Task directions
The answer must consist of each line below that contains the word "BRCA", copied in full.

Figure content listings
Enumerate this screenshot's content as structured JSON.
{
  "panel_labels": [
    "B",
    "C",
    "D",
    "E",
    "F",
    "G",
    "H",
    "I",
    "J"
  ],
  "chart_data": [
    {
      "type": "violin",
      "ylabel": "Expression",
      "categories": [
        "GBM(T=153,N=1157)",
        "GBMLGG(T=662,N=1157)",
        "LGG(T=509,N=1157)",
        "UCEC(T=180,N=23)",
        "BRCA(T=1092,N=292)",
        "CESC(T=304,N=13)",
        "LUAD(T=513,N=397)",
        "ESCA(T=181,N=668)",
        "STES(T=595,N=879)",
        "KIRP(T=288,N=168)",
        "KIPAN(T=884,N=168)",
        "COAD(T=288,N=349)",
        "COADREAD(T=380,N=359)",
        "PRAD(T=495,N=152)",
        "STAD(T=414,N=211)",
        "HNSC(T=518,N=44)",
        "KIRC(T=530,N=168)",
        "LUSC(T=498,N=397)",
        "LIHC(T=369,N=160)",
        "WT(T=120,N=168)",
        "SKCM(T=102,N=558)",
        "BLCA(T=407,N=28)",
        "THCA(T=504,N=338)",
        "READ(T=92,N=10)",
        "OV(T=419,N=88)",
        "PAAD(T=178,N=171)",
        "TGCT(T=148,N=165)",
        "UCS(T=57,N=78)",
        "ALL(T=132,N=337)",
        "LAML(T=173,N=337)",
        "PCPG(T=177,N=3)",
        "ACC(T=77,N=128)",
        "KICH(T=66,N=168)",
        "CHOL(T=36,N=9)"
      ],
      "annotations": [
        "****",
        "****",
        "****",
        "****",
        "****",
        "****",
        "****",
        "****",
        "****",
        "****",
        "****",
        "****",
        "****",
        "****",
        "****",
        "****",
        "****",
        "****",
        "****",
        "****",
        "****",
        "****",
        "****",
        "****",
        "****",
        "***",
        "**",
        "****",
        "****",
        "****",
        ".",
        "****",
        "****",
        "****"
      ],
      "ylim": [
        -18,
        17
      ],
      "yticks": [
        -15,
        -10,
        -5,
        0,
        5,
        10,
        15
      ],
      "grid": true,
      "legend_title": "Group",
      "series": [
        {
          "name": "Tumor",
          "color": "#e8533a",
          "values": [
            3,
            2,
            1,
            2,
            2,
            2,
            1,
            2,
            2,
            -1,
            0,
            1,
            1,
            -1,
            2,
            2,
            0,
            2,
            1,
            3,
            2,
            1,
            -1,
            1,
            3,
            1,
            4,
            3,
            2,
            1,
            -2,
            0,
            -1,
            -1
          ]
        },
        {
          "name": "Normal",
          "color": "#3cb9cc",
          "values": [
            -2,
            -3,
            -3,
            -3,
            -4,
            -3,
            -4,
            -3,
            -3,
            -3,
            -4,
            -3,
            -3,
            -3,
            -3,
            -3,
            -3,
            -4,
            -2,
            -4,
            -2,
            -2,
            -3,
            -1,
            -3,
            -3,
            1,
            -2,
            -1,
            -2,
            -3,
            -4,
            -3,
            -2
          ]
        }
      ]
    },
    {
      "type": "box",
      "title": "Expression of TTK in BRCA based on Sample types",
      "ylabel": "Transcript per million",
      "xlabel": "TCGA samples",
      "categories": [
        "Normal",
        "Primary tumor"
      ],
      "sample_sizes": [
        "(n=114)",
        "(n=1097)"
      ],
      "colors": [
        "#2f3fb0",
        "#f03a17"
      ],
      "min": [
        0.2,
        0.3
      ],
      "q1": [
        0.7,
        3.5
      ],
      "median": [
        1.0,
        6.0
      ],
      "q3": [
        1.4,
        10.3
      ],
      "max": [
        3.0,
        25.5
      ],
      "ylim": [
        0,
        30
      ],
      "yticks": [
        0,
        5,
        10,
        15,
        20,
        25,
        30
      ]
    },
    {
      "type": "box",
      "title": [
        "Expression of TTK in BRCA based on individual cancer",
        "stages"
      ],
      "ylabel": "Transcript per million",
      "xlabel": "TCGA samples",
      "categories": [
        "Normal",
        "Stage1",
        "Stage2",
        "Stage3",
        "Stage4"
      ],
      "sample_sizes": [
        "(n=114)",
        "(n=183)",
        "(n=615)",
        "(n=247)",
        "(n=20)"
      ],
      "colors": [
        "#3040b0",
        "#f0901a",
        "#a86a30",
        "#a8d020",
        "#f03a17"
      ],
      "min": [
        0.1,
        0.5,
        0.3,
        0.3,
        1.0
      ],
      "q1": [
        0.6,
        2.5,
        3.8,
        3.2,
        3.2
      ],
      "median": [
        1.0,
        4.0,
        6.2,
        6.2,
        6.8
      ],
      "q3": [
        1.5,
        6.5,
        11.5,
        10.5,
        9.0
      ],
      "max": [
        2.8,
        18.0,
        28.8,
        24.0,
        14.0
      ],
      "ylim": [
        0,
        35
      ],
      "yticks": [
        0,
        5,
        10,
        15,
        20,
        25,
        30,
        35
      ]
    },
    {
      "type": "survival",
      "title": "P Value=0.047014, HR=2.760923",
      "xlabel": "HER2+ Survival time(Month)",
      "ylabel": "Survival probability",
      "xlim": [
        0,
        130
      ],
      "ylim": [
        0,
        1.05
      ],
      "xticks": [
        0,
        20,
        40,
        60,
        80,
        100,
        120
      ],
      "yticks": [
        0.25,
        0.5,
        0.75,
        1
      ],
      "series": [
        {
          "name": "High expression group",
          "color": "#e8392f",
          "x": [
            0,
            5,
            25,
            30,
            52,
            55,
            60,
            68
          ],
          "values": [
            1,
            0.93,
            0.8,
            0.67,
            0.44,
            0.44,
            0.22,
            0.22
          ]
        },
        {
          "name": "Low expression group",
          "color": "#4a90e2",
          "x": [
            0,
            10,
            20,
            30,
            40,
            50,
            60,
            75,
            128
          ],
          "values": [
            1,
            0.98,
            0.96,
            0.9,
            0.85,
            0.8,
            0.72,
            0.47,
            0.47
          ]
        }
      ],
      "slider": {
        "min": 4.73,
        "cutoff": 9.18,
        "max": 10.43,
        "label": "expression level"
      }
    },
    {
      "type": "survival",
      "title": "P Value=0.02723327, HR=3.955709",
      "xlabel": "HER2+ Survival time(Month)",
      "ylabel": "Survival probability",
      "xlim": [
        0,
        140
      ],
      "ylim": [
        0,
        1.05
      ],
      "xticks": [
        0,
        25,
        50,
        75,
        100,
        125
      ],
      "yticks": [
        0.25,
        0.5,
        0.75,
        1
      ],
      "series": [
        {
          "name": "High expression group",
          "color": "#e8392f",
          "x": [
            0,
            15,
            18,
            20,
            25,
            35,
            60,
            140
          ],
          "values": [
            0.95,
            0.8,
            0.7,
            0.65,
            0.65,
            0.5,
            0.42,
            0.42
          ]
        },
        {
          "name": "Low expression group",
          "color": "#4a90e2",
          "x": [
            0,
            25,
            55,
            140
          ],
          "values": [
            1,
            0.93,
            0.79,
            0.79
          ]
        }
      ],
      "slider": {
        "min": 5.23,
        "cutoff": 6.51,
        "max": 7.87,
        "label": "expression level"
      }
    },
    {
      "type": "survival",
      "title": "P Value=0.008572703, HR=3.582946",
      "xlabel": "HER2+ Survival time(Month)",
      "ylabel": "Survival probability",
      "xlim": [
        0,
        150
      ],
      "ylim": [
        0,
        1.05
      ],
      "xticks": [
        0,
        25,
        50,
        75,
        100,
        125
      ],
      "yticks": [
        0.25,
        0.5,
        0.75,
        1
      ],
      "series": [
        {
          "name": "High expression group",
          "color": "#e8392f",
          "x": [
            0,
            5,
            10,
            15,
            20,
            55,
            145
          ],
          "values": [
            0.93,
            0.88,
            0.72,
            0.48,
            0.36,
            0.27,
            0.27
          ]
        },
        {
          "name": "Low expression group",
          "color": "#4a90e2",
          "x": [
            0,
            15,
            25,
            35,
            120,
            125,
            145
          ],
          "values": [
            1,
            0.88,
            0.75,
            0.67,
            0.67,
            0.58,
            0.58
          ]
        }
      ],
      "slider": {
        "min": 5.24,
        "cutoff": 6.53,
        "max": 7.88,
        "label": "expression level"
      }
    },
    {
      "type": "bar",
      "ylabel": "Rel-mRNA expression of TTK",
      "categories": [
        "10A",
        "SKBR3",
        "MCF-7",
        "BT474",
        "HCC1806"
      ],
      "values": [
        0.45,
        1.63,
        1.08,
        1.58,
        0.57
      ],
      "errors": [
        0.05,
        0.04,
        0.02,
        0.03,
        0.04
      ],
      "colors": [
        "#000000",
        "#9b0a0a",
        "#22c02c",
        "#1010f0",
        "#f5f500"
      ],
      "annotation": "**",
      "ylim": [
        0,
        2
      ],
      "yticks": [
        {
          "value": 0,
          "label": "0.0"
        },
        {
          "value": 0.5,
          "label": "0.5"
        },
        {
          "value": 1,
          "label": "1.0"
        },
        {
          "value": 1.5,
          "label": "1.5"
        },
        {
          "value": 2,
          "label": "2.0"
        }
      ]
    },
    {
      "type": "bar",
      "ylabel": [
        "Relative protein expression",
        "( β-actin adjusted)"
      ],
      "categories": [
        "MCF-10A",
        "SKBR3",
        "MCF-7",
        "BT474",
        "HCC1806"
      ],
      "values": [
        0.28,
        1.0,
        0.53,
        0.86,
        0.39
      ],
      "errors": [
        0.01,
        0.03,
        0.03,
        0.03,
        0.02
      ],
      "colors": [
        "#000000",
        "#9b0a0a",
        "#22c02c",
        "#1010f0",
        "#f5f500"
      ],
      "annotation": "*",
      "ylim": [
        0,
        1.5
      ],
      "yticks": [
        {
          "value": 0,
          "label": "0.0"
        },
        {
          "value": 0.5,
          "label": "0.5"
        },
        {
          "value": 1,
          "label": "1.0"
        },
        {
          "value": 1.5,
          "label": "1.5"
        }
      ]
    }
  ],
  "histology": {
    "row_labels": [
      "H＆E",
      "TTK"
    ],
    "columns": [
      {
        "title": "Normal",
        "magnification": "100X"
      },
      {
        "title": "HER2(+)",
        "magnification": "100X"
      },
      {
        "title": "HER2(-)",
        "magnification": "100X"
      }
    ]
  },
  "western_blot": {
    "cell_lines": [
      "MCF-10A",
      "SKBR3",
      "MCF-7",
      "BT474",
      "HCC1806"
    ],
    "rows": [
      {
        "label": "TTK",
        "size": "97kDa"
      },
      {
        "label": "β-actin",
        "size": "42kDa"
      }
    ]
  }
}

Output for this exercise
        "BRCA(T=1092,N=292)",
      "title": "Expression of TTK in BRCA based on Sample types",
        "Expression of TTK in BRCA based on individual cancer",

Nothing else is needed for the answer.